◆ Work to complete: Copy every line with the string "Status" in it.

◆ Data to use:
-- Start --

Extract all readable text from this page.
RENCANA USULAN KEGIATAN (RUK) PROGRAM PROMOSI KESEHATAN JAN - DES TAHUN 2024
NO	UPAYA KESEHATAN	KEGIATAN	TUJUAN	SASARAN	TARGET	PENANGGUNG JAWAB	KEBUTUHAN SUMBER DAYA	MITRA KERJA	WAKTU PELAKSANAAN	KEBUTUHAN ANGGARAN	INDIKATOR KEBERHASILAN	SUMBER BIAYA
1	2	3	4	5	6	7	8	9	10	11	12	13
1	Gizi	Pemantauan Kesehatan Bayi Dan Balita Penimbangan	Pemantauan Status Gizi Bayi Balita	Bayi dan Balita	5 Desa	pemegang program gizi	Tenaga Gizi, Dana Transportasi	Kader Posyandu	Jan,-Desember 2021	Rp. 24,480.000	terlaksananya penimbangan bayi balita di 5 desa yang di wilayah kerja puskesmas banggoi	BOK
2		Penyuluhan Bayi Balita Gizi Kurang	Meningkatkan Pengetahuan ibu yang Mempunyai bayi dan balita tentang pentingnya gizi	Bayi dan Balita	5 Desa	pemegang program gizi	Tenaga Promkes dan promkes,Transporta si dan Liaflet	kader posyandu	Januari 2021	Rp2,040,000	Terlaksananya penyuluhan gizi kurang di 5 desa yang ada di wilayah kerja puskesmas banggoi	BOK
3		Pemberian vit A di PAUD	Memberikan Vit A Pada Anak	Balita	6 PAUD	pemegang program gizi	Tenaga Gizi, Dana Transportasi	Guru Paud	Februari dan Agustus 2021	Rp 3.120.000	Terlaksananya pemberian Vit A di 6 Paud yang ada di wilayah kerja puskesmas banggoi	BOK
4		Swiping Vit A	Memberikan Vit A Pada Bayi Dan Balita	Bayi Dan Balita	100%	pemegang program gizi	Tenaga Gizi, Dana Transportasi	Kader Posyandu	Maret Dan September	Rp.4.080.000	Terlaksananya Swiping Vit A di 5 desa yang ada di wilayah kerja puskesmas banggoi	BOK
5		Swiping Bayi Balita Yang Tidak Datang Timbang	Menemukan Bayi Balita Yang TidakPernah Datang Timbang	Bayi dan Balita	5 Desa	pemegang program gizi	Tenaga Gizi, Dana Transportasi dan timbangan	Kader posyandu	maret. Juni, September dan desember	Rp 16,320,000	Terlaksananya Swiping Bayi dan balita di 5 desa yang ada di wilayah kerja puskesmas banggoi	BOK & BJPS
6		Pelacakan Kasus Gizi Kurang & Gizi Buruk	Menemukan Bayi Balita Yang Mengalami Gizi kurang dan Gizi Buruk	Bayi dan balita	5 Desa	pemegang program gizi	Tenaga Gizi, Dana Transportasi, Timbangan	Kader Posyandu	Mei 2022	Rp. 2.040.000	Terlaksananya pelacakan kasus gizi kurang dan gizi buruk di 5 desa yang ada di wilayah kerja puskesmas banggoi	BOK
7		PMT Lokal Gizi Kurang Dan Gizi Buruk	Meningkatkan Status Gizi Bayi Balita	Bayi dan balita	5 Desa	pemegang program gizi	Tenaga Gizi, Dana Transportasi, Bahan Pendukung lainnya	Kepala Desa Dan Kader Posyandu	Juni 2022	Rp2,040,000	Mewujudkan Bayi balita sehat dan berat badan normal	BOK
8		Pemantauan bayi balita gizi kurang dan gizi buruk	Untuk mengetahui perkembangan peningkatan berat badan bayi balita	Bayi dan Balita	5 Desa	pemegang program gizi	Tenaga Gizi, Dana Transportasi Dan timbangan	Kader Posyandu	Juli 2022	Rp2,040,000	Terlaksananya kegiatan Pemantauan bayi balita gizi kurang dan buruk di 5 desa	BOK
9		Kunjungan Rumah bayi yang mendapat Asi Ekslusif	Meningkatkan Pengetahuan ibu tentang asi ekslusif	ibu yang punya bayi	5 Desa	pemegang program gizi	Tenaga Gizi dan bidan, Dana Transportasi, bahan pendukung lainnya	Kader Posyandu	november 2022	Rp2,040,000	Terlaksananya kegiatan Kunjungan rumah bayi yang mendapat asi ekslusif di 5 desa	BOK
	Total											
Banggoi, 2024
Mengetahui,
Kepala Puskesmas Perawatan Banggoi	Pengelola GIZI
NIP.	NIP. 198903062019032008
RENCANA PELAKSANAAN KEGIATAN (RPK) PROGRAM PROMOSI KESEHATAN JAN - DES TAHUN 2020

-- End --

◆ Response for this exercise:
1	Gizi	Pemantauan Kesehatan Bayi Dan Balita Penimbangan	Pemantauan Status Gizi Bayi Balita	Bayi dan Balita	5 Desa	pemegang program gizi	Tenaga Gizi, Dana Transportasi	Kader Posyandu	Jan,-Desember 2021	Rp. 24,480.000	terlaksananya penimbangan bayi balita di 5 desa yang di wilayah kerja puskesmas banggoi	BOK
7		PMT Lokal Gizi Kurang Dan Gizi Buruk	Meningkatkan Status Gizi Bayi Balita	Bayi dan balita	5 Desa	pemegang program gizi	Tenaga Gizi, Dana Transportasi, Bahan Pendukung lainnya	Kepala Desa Dan Kader Posyandu	Juni 2022	Rp2,040,000	Mewujudkan Bayi balita sehat dan berat badan normal	BOK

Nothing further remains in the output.